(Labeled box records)

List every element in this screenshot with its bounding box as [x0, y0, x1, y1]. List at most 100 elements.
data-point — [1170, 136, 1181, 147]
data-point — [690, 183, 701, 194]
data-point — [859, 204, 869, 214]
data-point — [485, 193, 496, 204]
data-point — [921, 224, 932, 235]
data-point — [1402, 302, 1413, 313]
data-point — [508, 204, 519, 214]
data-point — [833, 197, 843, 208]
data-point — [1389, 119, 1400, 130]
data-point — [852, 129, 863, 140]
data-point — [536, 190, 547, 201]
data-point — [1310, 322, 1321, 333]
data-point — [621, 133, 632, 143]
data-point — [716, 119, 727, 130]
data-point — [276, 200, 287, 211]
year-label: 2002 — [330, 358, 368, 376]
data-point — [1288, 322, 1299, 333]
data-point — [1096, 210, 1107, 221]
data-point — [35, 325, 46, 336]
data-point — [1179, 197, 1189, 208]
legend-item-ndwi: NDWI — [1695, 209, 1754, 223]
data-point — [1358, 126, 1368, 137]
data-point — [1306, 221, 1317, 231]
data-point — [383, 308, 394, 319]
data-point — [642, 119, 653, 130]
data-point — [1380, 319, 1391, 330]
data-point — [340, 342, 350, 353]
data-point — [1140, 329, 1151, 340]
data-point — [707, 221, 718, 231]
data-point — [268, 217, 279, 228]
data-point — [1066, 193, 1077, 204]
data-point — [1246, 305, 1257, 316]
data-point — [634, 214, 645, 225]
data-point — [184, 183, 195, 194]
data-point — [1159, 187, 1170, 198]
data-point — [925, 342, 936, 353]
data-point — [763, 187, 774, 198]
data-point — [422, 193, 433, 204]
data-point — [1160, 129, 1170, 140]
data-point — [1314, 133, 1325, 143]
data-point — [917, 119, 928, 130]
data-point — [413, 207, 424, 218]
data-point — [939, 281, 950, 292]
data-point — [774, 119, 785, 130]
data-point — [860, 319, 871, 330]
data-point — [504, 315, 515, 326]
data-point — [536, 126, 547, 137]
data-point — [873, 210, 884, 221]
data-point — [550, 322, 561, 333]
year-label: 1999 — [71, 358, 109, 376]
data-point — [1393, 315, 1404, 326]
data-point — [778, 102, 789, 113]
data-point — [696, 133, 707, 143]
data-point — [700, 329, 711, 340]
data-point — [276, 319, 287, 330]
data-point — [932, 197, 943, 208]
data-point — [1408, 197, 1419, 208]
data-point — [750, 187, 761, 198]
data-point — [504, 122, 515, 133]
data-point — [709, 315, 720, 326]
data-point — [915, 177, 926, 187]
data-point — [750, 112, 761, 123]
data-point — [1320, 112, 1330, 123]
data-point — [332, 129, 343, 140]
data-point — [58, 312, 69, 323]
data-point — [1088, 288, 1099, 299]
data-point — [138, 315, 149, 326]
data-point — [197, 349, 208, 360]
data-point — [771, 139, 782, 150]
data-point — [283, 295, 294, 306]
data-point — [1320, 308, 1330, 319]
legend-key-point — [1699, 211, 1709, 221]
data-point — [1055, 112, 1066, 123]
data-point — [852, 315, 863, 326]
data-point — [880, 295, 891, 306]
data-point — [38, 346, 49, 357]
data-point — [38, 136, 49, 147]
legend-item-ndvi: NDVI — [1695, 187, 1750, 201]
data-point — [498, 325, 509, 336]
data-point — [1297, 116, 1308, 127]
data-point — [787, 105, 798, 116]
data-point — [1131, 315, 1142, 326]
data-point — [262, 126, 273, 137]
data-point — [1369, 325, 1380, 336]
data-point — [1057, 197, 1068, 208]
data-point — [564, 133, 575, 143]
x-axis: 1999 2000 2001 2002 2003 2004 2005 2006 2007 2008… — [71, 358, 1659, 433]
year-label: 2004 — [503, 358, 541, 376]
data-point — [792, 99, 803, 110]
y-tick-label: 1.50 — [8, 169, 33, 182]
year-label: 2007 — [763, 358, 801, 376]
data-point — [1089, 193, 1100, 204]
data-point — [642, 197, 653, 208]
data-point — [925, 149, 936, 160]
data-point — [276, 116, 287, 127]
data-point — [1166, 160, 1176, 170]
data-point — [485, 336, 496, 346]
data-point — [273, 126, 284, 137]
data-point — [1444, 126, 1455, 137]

- **INSTRUCTIONS TO FOLLOW**: Switch every "year-label" in the listing to "x-tick-label" and give all its lines again, leaving everything else unchanged.

- **RESULT FOR THIS EXERCISE**:
List every element in this screenshot with its bounding box as [x0, y0, x1, y1]. List at most 100 elements.
data-point — [1170, 136, 1181, 147]
data-point — [690, 183, 701, 194]
data-point — [859, 204, 869, 214]
data-point — [485, 193, 496, 204]
data-point — [921, 224, 932, 235]
data-point — [1402, 302, 1413, 313]
data-point — [508, 204, 519, 214]
data-point — [833, 197, 843, 208]
data-point — [1389, 119, 1400, 130]
data-point — [852, 129, 863, 140]
data-point — [536, 190, 547, 201]
data-point — [1310, 322, 1321, 333]
data-point — [621, 133, 632, 143]
data-point — [716, 119, 727, 130]
data-point — [276, 200, 287, 211]
x-tick-label: 2002 — [330, 358, 368, 376]
data-point — [1288, 322, 1299, 333]
data-point — [1096, 210, 1107, 221]
data-point — [35, 325, 46, 336]
data-point — [1179, 197, 1189, 208]
legend-item-ndwi: NDWI — [1695, 209, 1754, 223]
data-point — [1358, 126, 1368, 137]
data-point — [1306, 221, 1317, 231]
data-point — [383, 308, 394, 319]
data-point — [642, 119, 653, 130]
data-point — [1380, 319, 1391, 330]
data-point — [340, 342, 350, 353]
data-point — [1140, 329, 1151, 340]
data-point — [707, 221, 718, 231]
data-point — [268, 217, 279, 228]
data-point — [1066, 193, 1077, 204]
data-point — [1246, 305, 1257, 316]
data-point — [634, 214, 645, 225]
data-point — [184, 183, 195, 194]
data-point — [1159, 187, 1170, 198]
data-point — [925, 342, 936, 353]
data-point — [763, 187, 774, 198]
data-point — [422, 193, 433, 204]
data-point — [1160, 129, 1170, 140]
data-point — [1314, 133, 1325, 143]
data-point — [917, 119, 928, 130]
data-point — [413, 207, 424, 218]
data-point — [939, 281, 950, 292]
data-point — [774, 119, 785, 130]
data-point — [860, 319, 871, 330]
data-point — [504, 315, 515, 326]
data-point — [536, 126, 547, 137]
data-point — [873, 210, 884, 221]
data-point — [550, 322, 561, 333]
x-tick-label: 1999 — [71, 358, 109, 376]
data-point — [1393, 315, 1404, 326]
data-point — [778, 102, 789, 113]
data-point — [696, 133, 707, 143]
data-point — [700, 329, 711, 340]
data-point — [276, 319, 287, 330]
data-point — [932, 197, 943, 208]
data-point — [1408, 197, 1419, 208]
data-point — [750, 187, 761, 198]
data-point — [504, 122, 515, 133]
data-point — [709, 315, 720, 326]
data-point — [915, 177, 926, 187]
data-point — [750, 112, 761, 123]
data-point — [1320, 112, 1330, 123]
data-point — [332, 129, 343, 140]
data-point — [58, 312, 69, 323]
data-point — [1088, 288, 1099, 299]
data-point — [138, 315, 149, 326]
data-point — [197, 349, 208, 360]
data-point — [771, 139, 782, 150]
data-point — [283, 295, 294, 306]
data-point — [1320, 308, 1330, 319]
legend-key-point — [1699, 211, 1709, 221]
data-point — [1055, 112, 1066, 123]
data-point — [852, 315, 863, 326]
data-point — [880, 295, 891, 306]
data-point — [38, 346, 49, 357]
data-point — [38, 136, 49, 147]
legend-item-ndvi: NDVI — [1695, 187, 1750, 201]
data-point — [498, 325, 509, 336]
data-point — [1297, 116, 1308, 127]
data-point — [787, 105, 798, 116]
data-point — [1131, 315, 1142, 326]
data-point — [262, 126, 273, 137]
data-point — [1369, 325, 1380, 336]
data-point — [1057, 197, 1068, 208]
data-point — [564, 133, 575, 143]
x-axis: 1999 2000 2001 2002 2003 2004 2005 2006 2007 2008… — [71, 358, 1659, 433]
x-tick-label: 2004 — [503, 358, 541, 376]
data-point — [792, 99, 803, 110]
y-tick-label: 1.50 — [8, 169, 33, 182]
x-tick-label: 2007 — [763, 358, 801, 376]
data-point — [1089, 193, 1100, 204]
data-point — [642, 197, 653, 208]
data-point — [925, 149, 936, 160]
data-point — [276, 116, 287, 127]
data-point — [1166, 160, 1176, 170]
data-point — [485, 336, 496, 346]
data-point — [273, 126, 284, 137]
data-point — [1444, 126, 1455, 137]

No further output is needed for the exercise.